REQUIRED TASK:
Retype all of the data. Every line must match exactly.

DATA PROVIDED:
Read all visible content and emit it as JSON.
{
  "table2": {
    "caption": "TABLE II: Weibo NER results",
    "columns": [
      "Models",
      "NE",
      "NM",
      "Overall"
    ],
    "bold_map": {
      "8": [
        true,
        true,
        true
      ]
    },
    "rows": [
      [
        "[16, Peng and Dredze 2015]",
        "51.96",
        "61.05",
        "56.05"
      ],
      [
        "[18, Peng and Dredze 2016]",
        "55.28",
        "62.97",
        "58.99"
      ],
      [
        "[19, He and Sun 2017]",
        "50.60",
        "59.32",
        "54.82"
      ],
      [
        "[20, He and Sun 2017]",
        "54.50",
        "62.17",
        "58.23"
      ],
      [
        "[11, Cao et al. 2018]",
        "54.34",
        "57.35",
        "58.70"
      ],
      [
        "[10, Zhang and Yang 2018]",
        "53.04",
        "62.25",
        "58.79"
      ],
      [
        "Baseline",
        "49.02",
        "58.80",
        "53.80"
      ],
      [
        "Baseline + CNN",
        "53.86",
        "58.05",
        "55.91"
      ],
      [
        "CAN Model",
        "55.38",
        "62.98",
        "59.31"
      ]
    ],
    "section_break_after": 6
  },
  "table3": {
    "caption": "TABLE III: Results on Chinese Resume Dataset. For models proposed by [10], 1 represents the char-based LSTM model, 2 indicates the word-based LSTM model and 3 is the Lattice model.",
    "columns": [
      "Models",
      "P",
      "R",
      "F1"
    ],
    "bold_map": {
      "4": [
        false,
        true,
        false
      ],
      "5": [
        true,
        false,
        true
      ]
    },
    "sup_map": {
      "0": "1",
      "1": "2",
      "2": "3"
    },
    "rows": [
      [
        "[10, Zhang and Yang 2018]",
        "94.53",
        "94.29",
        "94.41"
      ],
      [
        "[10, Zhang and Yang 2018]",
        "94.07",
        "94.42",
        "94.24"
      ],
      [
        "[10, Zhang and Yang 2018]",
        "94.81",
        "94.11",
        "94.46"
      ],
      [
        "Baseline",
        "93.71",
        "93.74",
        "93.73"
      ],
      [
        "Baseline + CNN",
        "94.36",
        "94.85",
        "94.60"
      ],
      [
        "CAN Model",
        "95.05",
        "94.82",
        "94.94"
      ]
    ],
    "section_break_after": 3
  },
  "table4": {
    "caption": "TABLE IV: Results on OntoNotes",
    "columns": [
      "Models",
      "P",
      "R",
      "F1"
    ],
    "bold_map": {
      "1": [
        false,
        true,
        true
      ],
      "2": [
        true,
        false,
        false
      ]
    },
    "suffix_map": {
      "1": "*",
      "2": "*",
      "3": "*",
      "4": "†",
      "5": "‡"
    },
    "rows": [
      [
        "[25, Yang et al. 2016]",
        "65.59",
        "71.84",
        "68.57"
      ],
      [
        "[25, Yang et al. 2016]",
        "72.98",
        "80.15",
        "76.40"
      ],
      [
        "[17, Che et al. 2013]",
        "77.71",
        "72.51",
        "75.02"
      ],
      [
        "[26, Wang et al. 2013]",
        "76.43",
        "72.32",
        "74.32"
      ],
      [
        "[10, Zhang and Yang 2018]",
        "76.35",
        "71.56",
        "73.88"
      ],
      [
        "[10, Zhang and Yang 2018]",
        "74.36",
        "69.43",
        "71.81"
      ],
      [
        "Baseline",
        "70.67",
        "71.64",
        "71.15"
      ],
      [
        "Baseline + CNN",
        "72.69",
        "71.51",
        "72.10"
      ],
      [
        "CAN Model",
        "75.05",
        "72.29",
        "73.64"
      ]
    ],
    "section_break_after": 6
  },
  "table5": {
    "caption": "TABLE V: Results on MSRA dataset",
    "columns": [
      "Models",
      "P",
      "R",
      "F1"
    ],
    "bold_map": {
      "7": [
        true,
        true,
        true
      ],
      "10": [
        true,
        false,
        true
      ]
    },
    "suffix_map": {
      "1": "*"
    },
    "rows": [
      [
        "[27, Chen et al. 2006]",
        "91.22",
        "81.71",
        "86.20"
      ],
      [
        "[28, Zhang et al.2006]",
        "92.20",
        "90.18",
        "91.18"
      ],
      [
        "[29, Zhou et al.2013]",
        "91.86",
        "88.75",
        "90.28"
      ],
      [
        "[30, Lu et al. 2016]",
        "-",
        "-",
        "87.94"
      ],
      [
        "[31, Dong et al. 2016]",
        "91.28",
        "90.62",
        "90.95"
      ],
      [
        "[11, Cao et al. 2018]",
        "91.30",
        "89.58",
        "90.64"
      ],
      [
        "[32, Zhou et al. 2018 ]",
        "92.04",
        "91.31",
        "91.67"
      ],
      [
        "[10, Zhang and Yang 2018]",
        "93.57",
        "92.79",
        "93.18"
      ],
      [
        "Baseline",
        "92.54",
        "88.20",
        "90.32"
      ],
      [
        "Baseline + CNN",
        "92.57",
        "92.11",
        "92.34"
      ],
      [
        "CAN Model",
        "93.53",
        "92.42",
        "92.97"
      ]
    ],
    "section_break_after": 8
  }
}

THE RESULT:
Read all visible content and emit it as JSON.
{
  "table2": {
    "caption": "TABLE II: Weibo NER results",
    "columns": [
      "Models",
      "NE",
      "NM",
      "Overall"
    ],
    "bold_map": {
      "8": [
        true,
        true,
        true
      ]
    },
    "rows": [
      [
        "[16, Peng and Dredze 2015]",
        "51.96",
        "61.05",
        "56.05"
      ],
      [
        "[18, Peng and Dredze 2016]",
        "55.28",
        "62.97",
        "58.99"
      ],
      [
        "[19, He and Sun 2017]",
        "50.60",
        "59.32",
        "54.82"
      ],
      [
        "[20, He and Sun 2017]",
        "54.50",
        "62.17",
        "58.23"
      ],
      [
        "[11, Cao et al. 2018]",
        "54.34",
        "57.35",
        "58.70"
      ],
      [
        "[10, Zhang and Yang 2018]",
        "53.04",
        "62.25",
        "58.79"
      ],
      [
        "Baseline",
        "49.02",
        "58.80",
        "53.80"
      ],
      [
        "Baseline + CNN",
        "53.86",
        "58.05",
        "55.91"
      ],
      [
        "CAN Model",
        "55.38",
        "62.98",
        "59.31"
      ]
    ],
    "section_break_after": 6
  },
  "table3": {
    "caption": "TABLE III: Results on Chinese Resume Dataset. For models proposed by [10], 1 represents the char-based LSTM model, 2 indicates the word-based LSTM model and 3 is the Lattice model.",
    "columns": [
      "Models",
      "P",
      "R",
      "F1"
    ],
    "bold_map": {
      "4": [
        false,
        true,
        false
      ],
      "5": [
        true,
        false,
        true
      ]
    },
    "sup_map": {
      "0": "1",
      "1": "2",
      "2": "3"
    },
    "rows": [
      [
        "[10, Zhang and Yang 2018]",
        "94.53",
        "94.29",
        "94.41"
      ],
      [
        "[10, Zhang and Yang 2018]",
        "94.07",
        "94.42",
        "94.24"
      ],
      [
        "[10, Zhang and Yang 2018]",
        "94.81",
        "94.11",
        "94.46"
      ],
      [
        "Baseline",
        "93.71",
        "93.74",
        "93.73"
      ],
      [
        "Baseline + CNN",
        "94.36",
        "94.85",
        "94.60"
      ],
      [
        "CAN Model",
        "95.05",
        "94.82",
        "94.94"
      ]
    ],
    "section_break_after": 3
  },
  "table4": {
    "caption": "TABLE IV: Results on OntoNotes",
    "columns": [
      "Models",
      "P",
      "R",
      "F1"
    ],
    "bold_map": {
      "1": [
        false,
        true,
        true
      ],
      "2": [
        true,
        false,
        false
      ]
    },
    "suffix_map": {
      "1": "*",
      "2": "*",
      "3": "*",
      "4": "†",
      "5": "‡"
    },
    "rows": [
      [
        "[25, Yang et al. 2016]",
        "65.59",
        "71.84",
        "68.57"
      ],
      [
        "[25, Yang et al. 2016]",
        "72.98",
        "80.15",
        "76.40"
      ],
      [
        "[17, Che et al. 2013]",
        "77.71",
        "72.51",
        "75.02"
      ],
      [
        "[26, Wang et al. 2013]",
        "76.43",
        "72.32",
        "74.32"
      ],
      [
        "[10, Zhang and Yang 2018]",
        "76.35",
        "71.56",
        "73.88"
      ],
      [
        "[10, Zhang and Yang 2018]",
        "74.36",
        "69.43",
        "71.81"
      ],
      [
        "Baseline",
        "70.67",
        "71.64",
        "71.15"
      ],
      [
        "Baseline + CNN",
        "72.69",
        "71.51",
        "72.10"
      ],
      [
        "CAN Model",
        "75.05",
        "72.29",
        "73.64"
      ]
    ],
    "section_break_after": 6
  },
  "table5": {
    "caption": "TABLE V: Results on MSRA dataset",
    "columns": [
      "Models",
      "P",
      "R",
      "F1"
    ],
    "bold_map": {
      "7": [
        true,
        true,
        true
      ],
      "10": [
        true,
        false,
        true
      ]
    },
    "suffix_map": {
      "1": "*"
    },
    "rows": [
      [
        "[27, Chen et al. 2006]",
        "91.22",
        "81.71",
        "86.20"
      ],
      [
        "[28, Zhang et al.2006]",
        "92.20",
        "90.18",
        "91.18"
      ],
      [
        "[29, Zhou et al.2013]",
        "91.86",
        "88.75",
        "90.28"
      ],
      [
        "[30, Lu et al. 2016]",
        "-",
        "-",
        "87.94"
      ],
      [
        "[31, Dong et al. 2016]",
        "91.28",
        "90.62",
        "90.95"
      ],
      [
        "[11, Cao et al. 2018]",
        "91.30",
        "89.58",
        "90.64"
      ],
      [
        "[32, Zhou et al. 2018 ]",
        "92.04",
        "91.31",
        "91.67"
      ],
      [
        "[10, Zhang and Yang 2018]",
        "93.57",
        "92.79",
        "93.18"
      ],
      [
        "Baseline",
        "92.54",
        "88.20",
        "90.32"
      ],
      [
        "Baseline + CNN",
        "92.57",
        "92.11",
        "92.34"
      ],
      [
        "CAN Model",
        "93.53",
        "92.42",
        "92.97"
      ]
    ],
    "section_break_after": 8
  }
}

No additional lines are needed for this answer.